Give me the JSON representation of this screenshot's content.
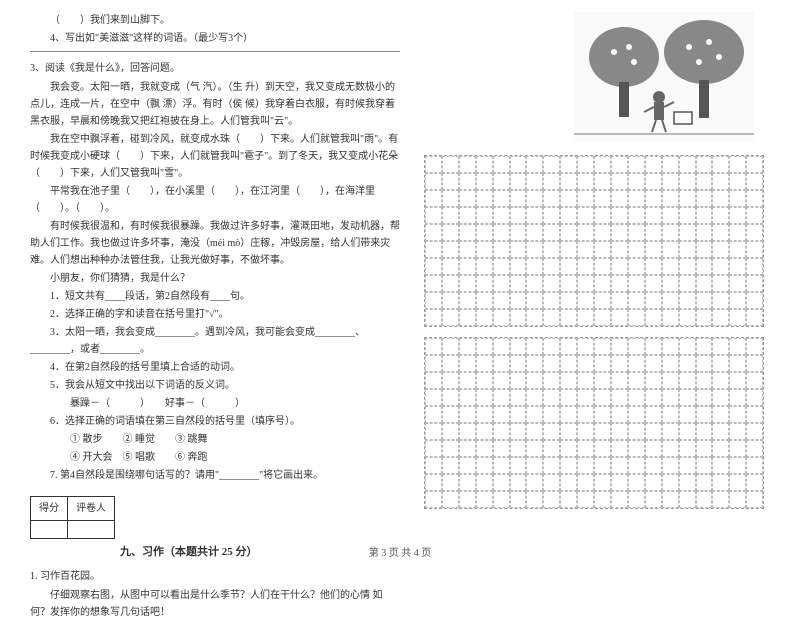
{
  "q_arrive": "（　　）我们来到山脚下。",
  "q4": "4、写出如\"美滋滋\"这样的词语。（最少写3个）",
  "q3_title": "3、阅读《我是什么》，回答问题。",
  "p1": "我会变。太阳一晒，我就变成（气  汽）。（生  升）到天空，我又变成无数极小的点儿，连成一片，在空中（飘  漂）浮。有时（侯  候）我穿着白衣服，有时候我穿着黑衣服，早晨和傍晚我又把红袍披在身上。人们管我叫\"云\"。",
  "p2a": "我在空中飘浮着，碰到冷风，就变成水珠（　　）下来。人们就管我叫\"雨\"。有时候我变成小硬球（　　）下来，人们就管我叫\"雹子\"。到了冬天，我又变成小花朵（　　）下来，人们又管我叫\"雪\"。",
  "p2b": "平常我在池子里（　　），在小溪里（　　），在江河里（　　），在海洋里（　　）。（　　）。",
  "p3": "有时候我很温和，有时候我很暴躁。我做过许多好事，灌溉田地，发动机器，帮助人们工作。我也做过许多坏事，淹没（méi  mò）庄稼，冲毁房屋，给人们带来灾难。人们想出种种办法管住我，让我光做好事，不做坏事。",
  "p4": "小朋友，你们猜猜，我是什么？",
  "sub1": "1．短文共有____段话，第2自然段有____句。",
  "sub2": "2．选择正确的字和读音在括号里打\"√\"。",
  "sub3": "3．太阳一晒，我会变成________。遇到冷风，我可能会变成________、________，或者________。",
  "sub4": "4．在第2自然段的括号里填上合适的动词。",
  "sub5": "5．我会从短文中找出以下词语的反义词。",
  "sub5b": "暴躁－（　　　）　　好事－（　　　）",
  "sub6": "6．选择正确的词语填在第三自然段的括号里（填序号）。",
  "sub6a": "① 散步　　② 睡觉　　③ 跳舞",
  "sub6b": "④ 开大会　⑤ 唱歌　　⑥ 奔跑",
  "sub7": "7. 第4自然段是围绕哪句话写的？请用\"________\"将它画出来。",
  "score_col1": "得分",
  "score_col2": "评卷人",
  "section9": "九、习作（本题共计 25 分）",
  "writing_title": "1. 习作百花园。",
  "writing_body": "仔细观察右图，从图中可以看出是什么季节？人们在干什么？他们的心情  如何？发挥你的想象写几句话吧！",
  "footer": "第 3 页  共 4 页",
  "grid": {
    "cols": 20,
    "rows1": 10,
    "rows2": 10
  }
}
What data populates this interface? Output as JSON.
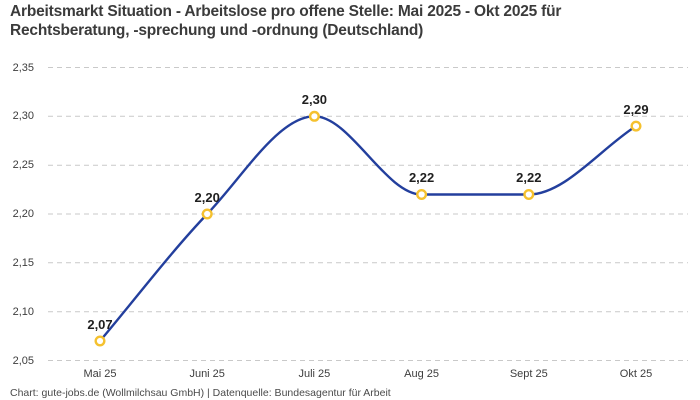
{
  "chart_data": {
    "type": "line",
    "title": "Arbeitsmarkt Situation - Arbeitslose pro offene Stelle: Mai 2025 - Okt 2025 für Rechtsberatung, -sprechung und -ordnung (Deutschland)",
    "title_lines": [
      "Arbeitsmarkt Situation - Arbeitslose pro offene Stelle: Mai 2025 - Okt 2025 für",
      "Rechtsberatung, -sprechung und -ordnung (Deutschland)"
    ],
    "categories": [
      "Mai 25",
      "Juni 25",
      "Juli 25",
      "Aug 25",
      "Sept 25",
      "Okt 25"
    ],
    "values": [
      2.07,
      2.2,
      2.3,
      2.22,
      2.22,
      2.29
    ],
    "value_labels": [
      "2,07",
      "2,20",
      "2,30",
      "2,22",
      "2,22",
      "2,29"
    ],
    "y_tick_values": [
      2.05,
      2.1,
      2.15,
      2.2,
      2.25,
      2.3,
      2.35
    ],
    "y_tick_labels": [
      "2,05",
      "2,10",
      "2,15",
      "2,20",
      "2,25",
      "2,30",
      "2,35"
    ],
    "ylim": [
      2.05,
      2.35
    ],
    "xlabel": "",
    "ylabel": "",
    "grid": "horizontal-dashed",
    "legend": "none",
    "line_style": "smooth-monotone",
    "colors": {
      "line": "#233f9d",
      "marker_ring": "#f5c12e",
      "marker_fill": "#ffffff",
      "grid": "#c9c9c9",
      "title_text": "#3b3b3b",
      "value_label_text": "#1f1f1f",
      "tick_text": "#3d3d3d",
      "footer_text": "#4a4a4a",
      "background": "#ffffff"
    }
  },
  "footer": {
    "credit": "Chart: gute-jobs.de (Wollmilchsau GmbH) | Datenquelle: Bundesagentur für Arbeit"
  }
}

—————

■ **INSTRUCTIONS FOR THE TASK**
Omit the pictures. Transcribe every record exactly.

■ **THE RESULT**
Give me the JSON representation of this screenshot's content.
{
  "q_arrive": "（　　）我们来到山脚下。",
  "q4": "4、写出如\"美滋滋\"这样的词语。（最少写3个）",
  "q3_title": "3、阅读《我是什么》，回答问题。",
  "p1": "我会变。太阳一晒，我就变成（气  汽）。（生  升）到天空，我又变成无数极小的点儿，连成一片，在空中（飘  漂）浮。有时（侯  候）我穿着白衣服，有时候我穿着黑衣服，早晨和傍晚我又把红袍披在身上。人们管我叫\"云\"。",
  "p2a": "我在空中飘浮着，碰到冷风，就变成水珠（　　）下来。人们就管我叫\"雨\"。有时候我变成小硬球（　　）下来，人们就管我叫\"雹子\"。到了冬天，我又变成小花朵（　　）下来，人们又管我叫\"雪\"。",
  "p2b": "平常我在池子里（　　），在小溪里（　　），在江河里（　　），在海洋里（　　）。（　　）。",
  "p3": "有时候我很温和，有时候我很暴躁。我做过许多好事，灌溉田地，发动机器，帮助人们工作。我也做过许多坏事，淹没（méi  mò）庄稼，冲毁房屋，给人们带来灾难。人们想出种种办法管住我，让我光做好事，不做坏事。",
  "p4": "小朋友，你们猜猜，我是什么？",
  "sub1": "1．短文共有____段话，第2自然段有____句。",
  "sub2": "2．选择正确的字和读音在括号里打\"√\"。",
  "sub3": "3．太阳一晒，我会变成________。遇到冷风，我可能会变成________、________，或者________。",
  "sub4": "4．在第2自然段的括号里填上合适的动词。",
  "sub5": "5．我会从短文中找出以下词语的反义词。",
  "sub5b": "暴躁－（　　　）　　好事－（　　　）",
  "sub6": "6．选择正确的词语填在第三自然段的括号里（填序号）。",
  "sub6a": "① 散步　　② 睡觉　　③ 跳舞",
  "sub6b": "④ 开大会　⑤ 唱歌　　⑥ 奔跑",
  "sub7": "7. 第4自然段是围绕哪句话写的？请用\"________\"将它画出来。",
  "score_col1": "得分",
  "score_col2": "评卷人",
  "section9": "九、习作（本题共计 25 分）",
  "writing_title": "1. 习作百花园。",
  "writing_body": "仔细观察右图，从图中可以看出是什么季节？人们在干什么？他们的心情  如何？发挥你的想象写几句话吧！",
  "footer": "第 3 页  共 4 页",
  "grid": {
    "cols": 20,
    "rows1": 10,
    "rows2": 10
  }
}
What data populates this interface? Output as JSON.
{
  "chart_data": {
    "type": "line",
    "title": "Arbeitsmarkt Situation - Arbeitslose pro offene Stelle: Mai 2025 - Okt 2025 für Rechtsberatung, -sprechung und -ordnung (Deutschland)",
    "title_lines": [
      "Arbeitsmarkt Situation - Arbeitslose pro offene Stelle: Mai 2025 - Okt 2025 für",
      "Rechtsberatung, -sprechung und -ordnung (Deutschland)"
    ],
    "categories": [
      "Mai 25",
      "Juni 25",
      "Juli 25",
      "Aug 25",
      "Sept 25",
      "Okt 25"
    ],
    "values": [
      2.07,
      2.2,
      2.3,
      2.22,
      2.22,
      2.29
    ],
    "value_labels": [
      "2,07",
      "2,20",
      "2,30",
      "2,22",
      "2,22",
      "2,29"
    ],
    "y_tick_values": [
      2.05,
      2.1,
      2.15,
      2.2,
      2.25,
      2.3,
      2.35
    ],
    "y_tick_labels": [
      "2,05",
      "2,10",
      "2,15",
      "2,20",
      "2,25",
      "2,30",
      "2,35"
    ],
    "ylim": [
      2.05,
      2.35
    ],
    "xlabel": "",
    "ylabel": "",
    "grid": "horizontal-dashed",
    "legend": "none",
    "line_style": "smooth-monotone",
    "colors": {
      "line": "#233f9d",
      "marker_ring": "#f5c12e",
      "marker_fill": "#ffffff",
      "grid": "#c9c9c9",
      "title_text": "#3b3b3b",
      "value_label_text": "#1f1f1f",
      "tick_text": "#3d3d3d",
      "footer_text": "#4a4a4a",
      "background": "#ffffff"
    }
  },
  "footer": {
    "credit": "Chart: gute-jobs.de (Wollmilchsau GmbH) | Datenquelle: Bundesagentur für Arbeit"
  }
}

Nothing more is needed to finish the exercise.